EXERCISE BRIEF – Where does the string "scipy" appear in the records? Copy every line that contains it.
-------- RECORDS SHOWN
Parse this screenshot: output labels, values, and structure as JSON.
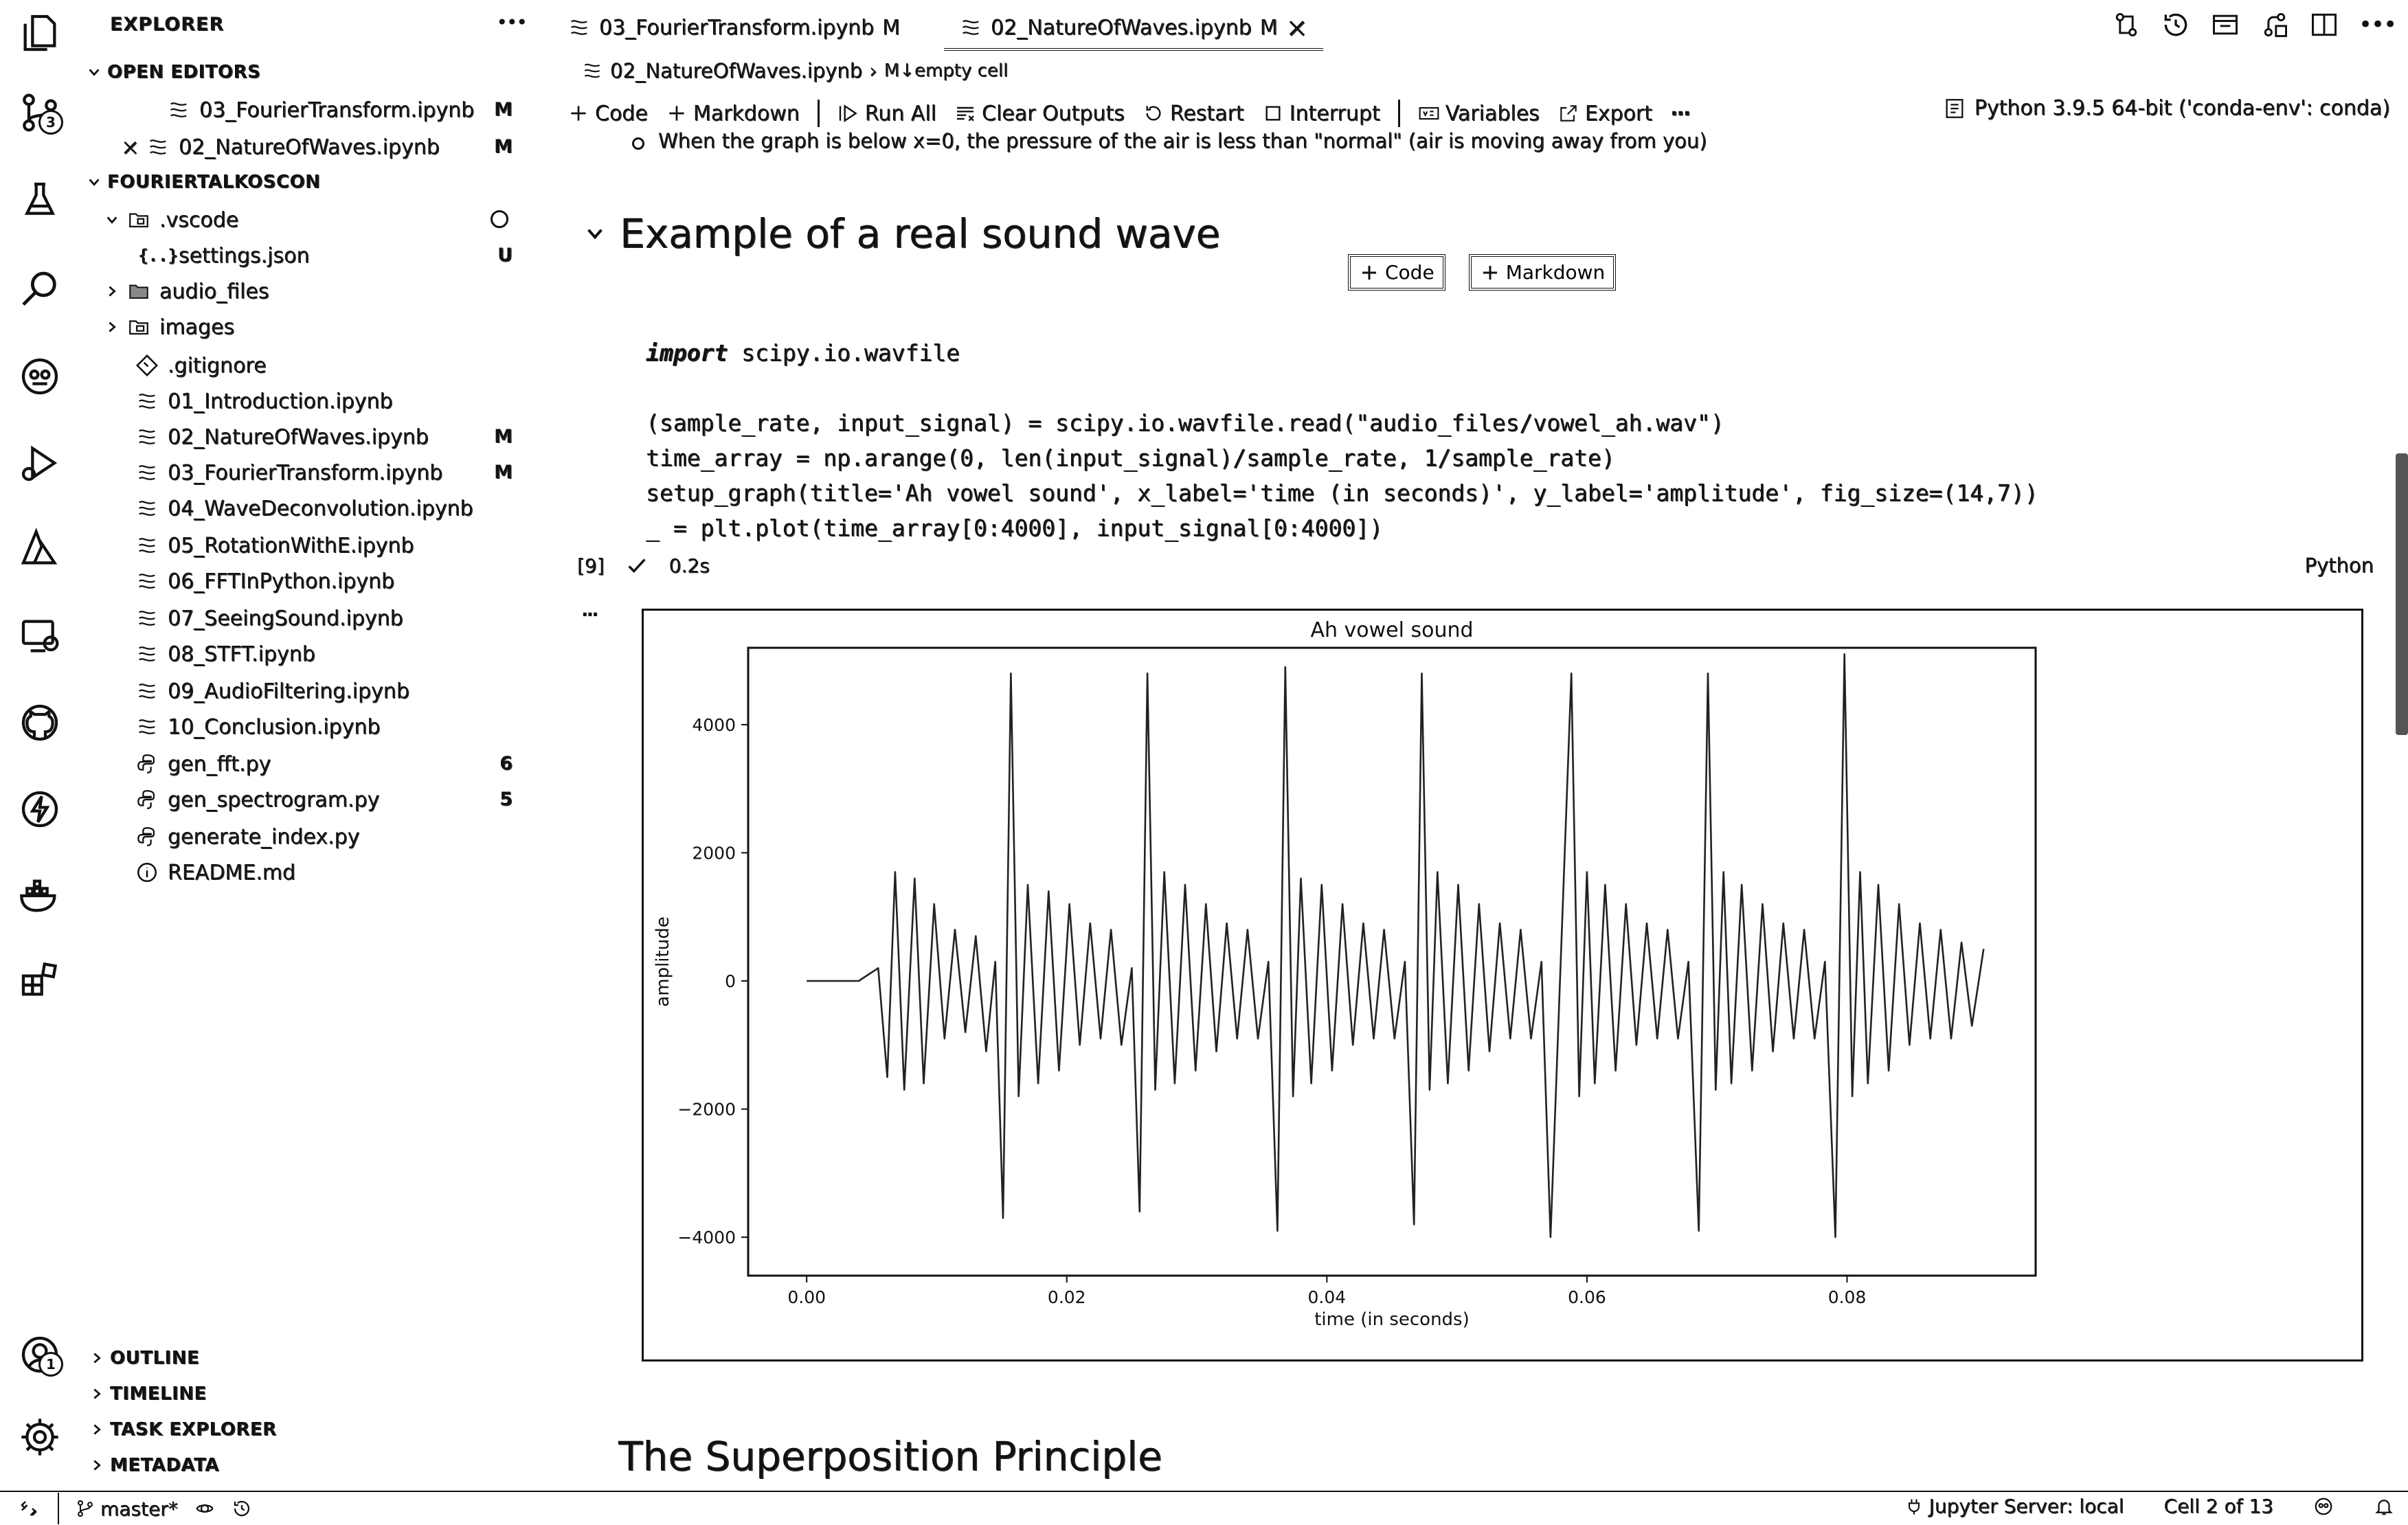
{
  "sidebar": {
    "title": "EXPLORER",
    "open_editors_label": "OPEN EDITORS",
    "open_editors": [
      {
        "name": "03_FourierTransform.ipynb",
        "decoration": "M",
        "close": ""
      },
      {
        "name": "02_NatureOfWaves.ipynb",
        "decoration": "M",
        "close": "×"
      }
    ],
    "workspace_label": "FOURIERTALKOSCON",
    "tree": [
      {
        "name": ".vscode",
        "decoration": "",
        "icon": "folder-open-icon"
      },
      {
        "name": "settings.json",
        "decoration": "U",
        "icon": "json-icon"
      },
      {
        "name": "audio_files",
        "decoration": "",
        "icon": "folder-icon"
      },
      {
        "name": "images",
        "decoration": "",
        "icon": "folder-images-icon"
      },
      {
        "name": ".gitignore",
        "decoration": "",
        "icon": "git-icon"
      },
      {
        "name": "01_Introduction.ipynb",
        "decoration": "",
        "icon": "notebook-icon"
      },
      {
        "name": "02_NatureOfWaves.ipynb",
        "decoration": "M",
        "icon": "notebook-icon"
      },
      {
        "name": "03_FourierTransform.ipynb",
        "decoration": "M",
        "icon": "notebook-icon"
      },
      {
        "name": "04_WaveDeconvolution.ipynb",
        "decoration": "",
        "icon": "notebook-icon"
      },
      {
        "name": "05_RotationWithE.ipynb",
        "decoration": "",
        "icon": "notebook-icon"
      },
      {
        "name": "06_FFTInPython.ipynb",
        "decoration": "",
        "icon": "notebook-icon"
      },
      {
        "name": "07_SeeingSound.ipynb",
        "decoration": "",
        "icon": "notebook-icon"
      },
      {
        "name": "08_STFT.ipynb",
        "decoration": "",
        "icon": "notebook-icon"
      },
      {
        "name": "09_AudioFiltering.ipynb",
        "decoration": "",
        "icon": "notebook-icon"
      },
      {
        "name": "10_Conclusion.ipynb",
        "decoration": "",
        "icon": "notebook-icon"
      },
      {
        "name": "gen_fft.py",
        "decoration": "6",
        "icon": "python-icon"
      },
      {
        "name": "gen_spectrogram.py",
        "decoration": "5",
        "icon": "python-icon"
      },
      {
        "name": "generate_index.py",
        "decoration": "",
        "icon": "python-icon"
      },
      {
        "name": "README.md",
        "decoration": "",
        "icon": "info-icon"
      }
    ],
    "bottom_sections": [
      "OUTLINE",
      "TIMELINE",
      "TASK EXPLORER",
      "METADATA"
    ]
  },
  "activity": {
    "source_control_badge": "3",
    "accounts_badge": "1"
  },
  "tabs": [
    {
      "label": "03_FourierTransform.ipynb",
      "decoration": "M"
    },
    {
      "label": "02_NatureOfWaves.ipynb",
      "decoration": "M",
      "close": "×"
    }
  ],
  "breadcrumb": {
    "file": "02_NatureOfWaves.ipynb",
    "sep": "›",
    "cell": "M↓empty cell"
  },
  "toolbar": {
    "code": "Code",
    "markdown": "Markdown",
    "run_all": "Run All",
    "clear_outputs": "Clear Outputs",
    "restart": "Restart",
    "interrupt": "Interrupt",
    "variables": "Variables",
    "export": "Export",
    "more": "···"
  },
  "kernel": "Python 3.9.5 64-bit ('conda-env': conda)",
  "notebook": {
    "bullet": "When the graph is below x=0, the pressure of the air is less than \"normal\" (air is moving away from you)",
    "heading_example": "Example of a real sound wave",
    "insert_code": "Code",
    "insert_markdown": "Markdown",
    "code_line1_kw": "import",
    "code_line1_rest": " scipy.io.wavfile",
    "code_line2": "(sample_rate, input_signal) = scipy.io.wavfile.read(\"audio_files/vowel_ah.wav\")",
    "code_line3": "time_array = np.arange(0, len(input_signal)/sample_rate, 1/sample_rate)",
    "code_line4": "setup_graph(title='Ah vowel sound', x_label='time (in seconds)', y_label='amplitude', fig_size=(14,7))",
    "code_line5": "_ = plt.plot(time_array[0:4000], input_signal[0:4000])",
    "exec_count": "[9]",
    "exec_time": "0.2s",
    "language": "Python",
    "output_more": "···",
    "heading_super": "The Superposition Principle"
  },
  "chart_data": {
    "type": "line",
    "title": "Ah vowel sound",
    "xlabel": "time (in seconds)",
    "ylabel": "amplitude",
    "xlim": [
      -0.0045,
      0.0945
    ],
    "ylim": [
      -4600,
      5200
    ],
    "xticks": [
      0.0,
      0.02,
      0.04,
      0.06,
      0.08
    ],
    "xtick_labels": [
      "0.00",
      "0.02",
      "0.04",
      "0.06",
      "0.08"
    ],
    "yticks": [
      -4000,
      -2000,
      0,
      2000,
      4000
    ],
    "ytick_labels": [
      "−4000",
      "−2000",
      "0",
      "2000",
      "4000"
    ],
    "grid": false,
    "series": [
      {
        "color": "#222222",
        "x": [
          0.0,
          0.004,
          0.0055,
          0.0062,
          0.0068,
          0.0075,
          0.0083,
          0.009,
          0.0098,
          0.0106,
          0.0114,
          0.0122,
          0.013,
          0.0138,
          0.0145,
          0.0151,
          0.0157,
          0.0163,
          0.017,
          0.0178,
          0.0186,
          0.0194,
          0.0202,
          0.021,
          0.0218,
          0.0226,
          0.0234,
          0.0242,
          0.025,
          0.0256,
          0.0262,
          0.0268,
          0.0275,
          0.0283,
          0.0291,
          0.0299,
          0.0307,
          0.0315,
          0.0323,
          0.0331,
          0.0339,
          0.0347,
          0.0355,
          0.0362,
          0.0368,
          0.0374,
          0.038,
          0.0388,
          0.0396,
          0.0404,
          0.0412,
          0.042,
          0.0428,
          0.0436,
          0.0444,
          0.0452,
          0.046,
          0.0467,
          0.0473,
          0.0479,
          0.0485,
          0.0493,
          0.0501,
          0.0509,
          0.0517,
          0.0525,
          0.0533,
          0.0541,
          0.0549,
          0.0557,
          0.0565,
          0.0572,
          0.0588,
          0.0594,
          0.06,
          0.0606,
          0.0614,
          0.0622,
          0.063,
          0.0638,
          0.0646,
          0.0654,
          0.0662,
          0.067,
          0.0678,
          0.0686,
          0.0693,
          0.0699,
          0.0705,
          0.0711,
          0.0719,
          0.0727,
          0.0735,
          0.0743,
          0.0751,
          0.0759,
          0.0767,
          0.0775,
          0.0783,
          0.0791,
          0.0798,
          0.0804,
          0.081,
          0.0816,
          0.0824,
          0.0832,
          0.084,
          0.0848,
          0.0856,
          0.0864,
          0.0872,
          0.088,
          0.0888,
          0.0896,
          0.0905
        ],
        "y": [
          0,
          0,
          200,
          -1500,
          1700,
          -1700,
          1600,
          -1600,
          1200,
          -900,
          800,
          -800,
          700,
          -1100,
          300,
          -3700,
          4800,
          -1800,
          1500,
          -1600,
          1400,
          -1400,
          1200,
          -1000,
          900,
          -900,
          800,
          -1000,
          200,
          -3600,
          4800,
          -1700,
          1700,
          -1600,
          1500,
          -1400,
          1200,
          -1100,
          900,
          -900,
          800,
          -900,
          300,
          -3900,
          4900,
          -1800,
          1600,
          -1600,
          1500,
          -1400,
          1200,
          -1000,
          900,
          -900,
          800,
          -900,
          300,
          -3800,
          4800,
          -1700,
          1700,
          -1600,
          1500,
          -1400,
          1200,
          -1100,
          900,
          -900,
          800,
          -900,
          300,
          -4000,
          4800,
          -1800,
          1700,
          -1600,
          1500,
          -1400,
          1200,
          -1000,
          900,
          -900,
          800,
          -900,
          300,
          -3900,
          4800,
          -1700,
          1700,
          -1600,
          1500,
          -1400,
          1200,
          -1100,
          900,
          -900,
          800,
          -900,
          300,
          -4000,
          5100,
          -1800,
          1700,
          -1600,
          1500,
          -1400,
          1200,
          -1000,
          900,
          -900,
          800,
          -900,
          600,
          -700,
          500
        ]
      }
    ]
  },
  "statusbar": {
    "branch": "master*",
    "jupyter": "Jupyter Server: local",
    "cell": "Cell 2 of 13"
  }
}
----------------
RESPONSE TO THE TASK –
    "code_line1_rest": " scipy.io.wavfile",
    "code_line2": "(sample_rate, input_signal) = scipy.io.wavfile.read(\"audio_files/vowel_ah.wav\")",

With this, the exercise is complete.